PROMPT
Nothing in the data should change when you return it, but leave the pictures out.

(Data entries)
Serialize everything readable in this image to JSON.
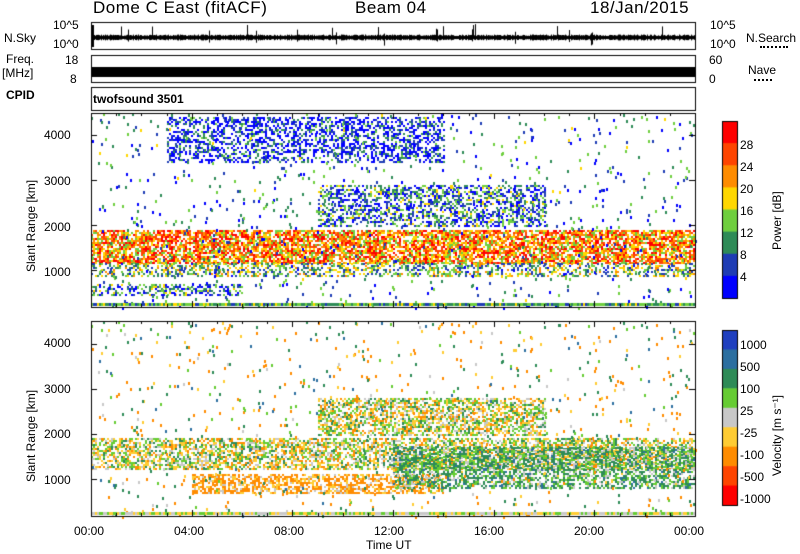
{
  "header": {
    "title": "Dome C East (fitACF)",
    "beam": "Beam 04",
    "date": "18/Jan/2015"
  },
  "status_panels": {
    "nsky_label": "N.Sky",
    "nsearch_label": "N.Search",
    "freq_label": "Freq.",
    "freq_unit": "[MHz]",
    "nave_label": "Nave",
    "cpid_label": "CPID",
    "cpid_value": "twofsound 3501",
    "noise_ticks": [
      "10^5",
      "10^0"
    ],
    "freq_ticks": [
      "18",
      "8"
    ],
    "nave_ticks": [
      "60",
      "0"
    ]
  },
  "axes": {
    "xlabel": "Time UT",
    "ylabel_top": "Slant Range [km]",
    "ylabel_bottom": "Slant Range [km]",
    "x_ticks": [
      "00:00",
      "04:00",
      "08:00",
      "12:00",
      "16:00",
      "20:00",
      "00:00"
    ],
    "y_ticks": [
      "4000",
      "3000",
      "2000",
      "1000"
    ]
  },
  "colorbars": {
    "power_label": "Power [dB]",
    "power_ticks": [
      "28",
      "24",
      "20",
      "16",
      "12",
      "8",
      "4"
    ],
    "power_colors": [
      "#0000ff",
      "#1e3cb4",
      "#2e8b57",
      "#6fcf3f",
      "#ffd700",
      "#ff8c00",
      "#ff4500",
      "#ff0000"
    ],
    "velocity_label": "Velocity [m s⁻¹]",
    "velocity_ticks": [
      "1000",
      "500",
      "100",
      "25",
      "-25",
      "-100",
      "-500",
      "-1000"
    ],
    "velocity_colors": [
      "#1f3fbf",
      "#2c6fa0",
      "#2e8b57",
      "#66cc33",
      "#c8c8c8",
      "#ffcc33",
      "#ff8c00",
      "#ff4500",
      "#ff0000"
    ]
  },
  "chart_data": [
    {
      "type": "heatmap",
      "title": "",
      "xlabel": "",
      "ylabel": "Slant Range [km]",
      "x_range": [
        "00:00",
        "24:00"
      ],
      "ylim": [
        180,
        4500
      ],
      "colorbar": "Power [dB]",
      "colorbar_range": [
        3,
        30
      ],
      "bands": [
        {
          "range_km": [
            1150,
            1900
          ],
          "time_h": [
            0,
            24
          ],
          "power_db": 22
        },
        {
          "range_km": [
            850,
            1150
          ],
          "time_h": [
            0,
            24
          ],
          "power_db": 14
        },
        {
          "range_km": [
            450,
            700
          ],
          "time_h": [
            0,
            6
          ],
          "power_db": 10
        },
        {
          "range_km": [
            2000,
            2900
          ],
          "time_h": [
            9,
            18
          ],
          "power_db": 10
        },
        {
          "range_km": [
            3400,
            4400
          ],
          "time_h": [
            3,
            14
          ],
          "power_db": 6
        }
      ]
    },
    {
      "type": "heatmap",
      "title": "",
      "xlabel": "Time UT",
      "ylabel": "Slant Range [km]",
      "x_range": [
        "00:00",
        "24:00"
      ],
      "ylim": [
        180,
        4500
      ],
      "colorbar": "Velocity [m s⁻¹]",
      "colorbar_range": [
        -1000,
        1000
      ],
      "bands": [
        {
          "range_km": [
            1200,
            1900
          ],
          "time_h": [
            0,
            24
          ],
          "velocity_ms": 0
        },
        {
          "range_km": [
            700,
            1100
          ],
          "time_h": [
            4,
            14
          ],
          "velocity_ms": -150
        },
        {
          "range_km": [
            800,
            1700
          ],
          "time_h": [
            12,
            24
          ],
          "velocity_ms": 120
        },
        {
          "range_km": [
            2000,
            2800
          ],
          "time_h": [
            9,
            18
          ],
          "velocity_ms": 0
        }
      ]
    }
  ]
}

FULL ANSWER
Serialize everything readable in this image to JSON.
{
  "header": {
    "title": "Dome C East (fitACF)",
    "beam": "Beam 04",
    "date": "18/Jan/2015"
  },
  "status_panels": {
    "nsky_label": "N.Sky",
    "nsearch_label": "N.Search",
    "freq_label": "Freq.",
    "freq_unit": "[MHz]",
    "nave_label": "Nave",
    "cpid_label": "CPID",
    "cpid_value": "twofsound 3501",
    "noise_ticks": [
      "10^5",
      "10^0"
    ],
    "freq_ticks": [
      "18",
      "8"
    ],
    "nave_ticks": [
      "60",
      "0"
    ]
  },
  "axes": {
    "xlabel": "Time UT",
    "ylabel_top": "Slant Range [km]",
    "ylabel_bottom": "Slant Range [km]",
    "x_ticks": [
      "00:00",
      "04:00",
      "08:00",
      "12:00",
      "16:00",
      "20:00",
      "00:00"
    ],
    "y_ticks": [
      "4000",
      "3000",
      "2000",
      "1000"
    ]
  },
  "colorbars": {
    "power_label": "Power [dB]",
    "power_ticks": [
      "28",
      "24",
      "20",
      "16",
      "12",
      "8",
      "4"
    ],
    "power_colors": [
      "#0000ff",
      "#1e3cb4",
      "#2e8b57",
      "#6fcf3f",
      "#ffd700",
      "#ff8c00",
      "#ff4500",
      "#ff0000"
    ],
    "velocity_label": "Velocity [m s⁻¹]",
    "velocity_ticks": [
      "1000",
      "500",
      "100",
      "25",
      "-25",
      "-100",
      "-500",
      "-1000"
    ],
    "velocity_colors": [
      "#1f3fbf",
      "#2c6fa0",
      "#2e8b57",
      "#66cc33",
      "#c8c8c8",
      "#ffcc33",
      "#ff8c00",
      "#ff4500",
      "#ff0000"
    ]
  },
  "chart_data": [
    {
      "type": "heatmap",
      "title": "",
      "xlabel": "",
      "ylabel": "Slant Range [km]",
      "x_range": [
        "00:00",
        "24:00"
      ],
      "ylim": [
        180,
        4500
      ],
      "colorbar": "Power [dB]",
      "colorbar_range": [
        3,
        30
      ],
      "bands": [
        {
          "range_km": [
            1150,
            1900
          ],
          "time_h": [
            0,
            24
          ],
          "power_db": 22
        },
        {
          "range_km": [
            850,
            1150
          ],
          "time_h": [
            0,
            24
          ],
          "power_db": 14
        },
        {
          "range_km": [
            450,
            700
          ],
          "time_h": [
            0,
            6
          ],
          "power_db": 10
        },
        {
          "range_km": [
            2000,
            2900
          ],
          "time_h": [
            9,
            18
          ],
          "power_db": 10
        },
        {
          "range_km": [
            3400,
            4400
          ],
          "time_h": [
            3,
            14
          ],
          "power_db": 6
        }
      ]
    },
    {
      "type": "heatmap",
      "title": "",
      "xlabel": "Time UT",
      "ylabel": "Slant Range [km]",
      "x_range": [
        "00:00",
        "24:00"
      ],
      "ylim": [
        180,
        4500
      ],
      "colorbar": "Velocity [m s⁻¹]",
      "colorbar_range": [
        -1000,
        1000
      ],
      "bands": [
        {
          "range_km": [
            1200,
            1900
          ],
          "time_h": [
            0,
            24
          ],
          "velocity_ms": 0
        },
        {
          "range_km": [
            700,
            1100
          ],
          "time_h": [
            4,
            14
          ],
          "velocity_ms": -150
        },
        {
          "range_km": [
            800,
            1700
          ],
          "time_h": [
            12,
            24
          ],
          "velocity_ms": 120
        },
        {
          "range_km": [
            2000,
            2800
          ],
          "time_h": [
            9,
            18
          ],
          "velocity_ms": 0
        }
      ]
    }
  ]
}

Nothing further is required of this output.